-------- Available records --------

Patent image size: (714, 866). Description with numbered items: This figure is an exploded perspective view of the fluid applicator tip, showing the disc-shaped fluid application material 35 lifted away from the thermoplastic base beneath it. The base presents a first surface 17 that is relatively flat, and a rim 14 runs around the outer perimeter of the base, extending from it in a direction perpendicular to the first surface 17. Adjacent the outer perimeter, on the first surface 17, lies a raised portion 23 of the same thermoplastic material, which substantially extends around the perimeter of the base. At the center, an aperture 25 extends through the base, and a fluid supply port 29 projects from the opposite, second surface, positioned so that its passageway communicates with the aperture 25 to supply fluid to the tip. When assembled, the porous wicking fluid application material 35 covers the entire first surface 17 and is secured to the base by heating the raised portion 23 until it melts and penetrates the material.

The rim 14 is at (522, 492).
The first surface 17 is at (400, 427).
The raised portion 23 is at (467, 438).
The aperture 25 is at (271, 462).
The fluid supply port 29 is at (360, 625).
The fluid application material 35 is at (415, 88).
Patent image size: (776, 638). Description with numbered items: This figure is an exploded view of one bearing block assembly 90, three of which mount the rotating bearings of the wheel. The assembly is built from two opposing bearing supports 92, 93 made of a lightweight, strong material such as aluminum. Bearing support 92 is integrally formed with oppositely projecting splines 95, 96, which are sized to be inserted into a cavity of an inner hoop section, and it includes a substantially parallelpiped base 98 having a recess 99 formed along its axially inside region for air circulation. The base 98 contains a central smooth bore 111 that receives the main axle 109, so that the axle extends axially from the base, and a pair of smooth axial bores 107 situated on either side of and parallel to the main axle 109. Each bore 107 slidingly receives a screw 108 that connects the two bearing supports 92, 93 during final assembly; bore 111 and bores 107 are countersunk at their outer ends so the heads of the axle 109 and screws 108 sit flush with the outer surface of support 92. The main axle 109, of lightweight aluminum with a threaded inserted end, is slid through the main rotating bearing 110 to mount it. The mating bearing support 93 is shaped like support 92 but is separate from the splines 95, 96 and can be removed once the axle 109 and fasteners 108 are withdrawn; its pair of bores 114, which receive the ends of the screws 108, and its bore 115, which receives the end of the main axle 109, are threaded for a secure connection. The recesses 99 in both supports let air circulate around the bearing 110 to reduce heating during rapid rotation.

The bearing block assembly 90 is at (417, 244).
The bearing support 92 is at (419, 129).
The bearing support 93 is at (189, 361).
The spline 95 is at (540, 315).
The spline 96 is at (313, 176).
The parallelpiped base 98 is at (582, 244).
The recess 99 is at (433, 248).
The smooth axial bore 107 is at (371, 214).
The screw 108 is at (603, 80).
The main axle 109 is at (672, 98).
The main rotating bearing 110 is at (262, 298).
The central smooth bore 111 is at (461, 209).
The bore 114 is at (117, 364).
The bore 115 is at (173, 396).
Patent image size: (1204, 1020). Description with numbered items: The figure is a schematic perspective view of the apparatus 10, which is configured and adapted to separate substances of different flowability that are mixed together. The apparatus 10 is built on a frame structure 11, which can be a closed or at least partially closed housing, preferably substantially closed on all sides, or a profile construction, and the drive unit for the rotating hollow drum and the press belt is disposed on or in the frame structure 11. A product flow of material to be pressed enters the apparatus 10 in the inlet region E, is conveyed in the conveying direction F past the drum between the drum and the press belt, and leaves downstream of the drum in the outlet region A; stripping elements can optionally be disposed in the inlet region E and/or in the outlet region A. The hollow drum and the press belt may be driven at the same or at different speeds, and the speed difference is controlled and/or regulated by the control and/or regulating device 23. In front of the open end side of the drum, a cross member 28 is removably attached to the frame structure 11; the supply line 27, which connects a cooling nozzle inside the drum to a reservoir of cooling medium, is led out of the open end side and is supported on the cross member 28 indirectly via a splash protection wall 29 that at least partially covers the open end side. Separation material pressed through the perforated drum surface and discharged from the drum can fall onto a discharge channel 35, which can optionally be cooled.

--------

## What the task asks
Render the records from the first line through the line containing "The fluid application", inclusive, as a Markdown table with the columns Row and Line. Number each row and leave out blank lines.

## Solution to this problem
| Row | Line |
|---|---|
| 1 | Patent image size: (714, 866). Description with numbered items: This figure is an exploded perspective view of the fluid applicator tip, showing the disc-shaped fluid application material 35 lifted away from the thermoplastic base beneath it. The base presents a first surface 17 that is relatively flat, and a rim 14 runs around the outer perimeter of the base, extending from it in a direction perpendicular to the first surface 17. Adjacent the outer perimeter, on the first surface 17, lies a raised portion 23 of the same thermoplastic material, which substantially extends around the perimeter of the base. At the center, an aperture 25 extends through the base, and a fluid supply port 29 projects from the opposite, second surface, positioned so that its passageway communicates with the aperture 25 to supply fluid to the tip. When assembled, the porous wicking fluid application material 35 covers the entire first surface 17 and is secured to the base by heating the raised portion 23 until it melts and penetrates the material. |
| 2 | The rim 14 is at (522, 492). |
| 3 | The first surface 17 is at (400, 427). |
| 4 | The raised portion 23 is at (467, 438). |
| 5 | The aperture 25 is at (271, 462). |
| 6 | The fluid supply port 29 is at (360, 625). |
| 7 | The fluid application material 35 is at (415, 88). |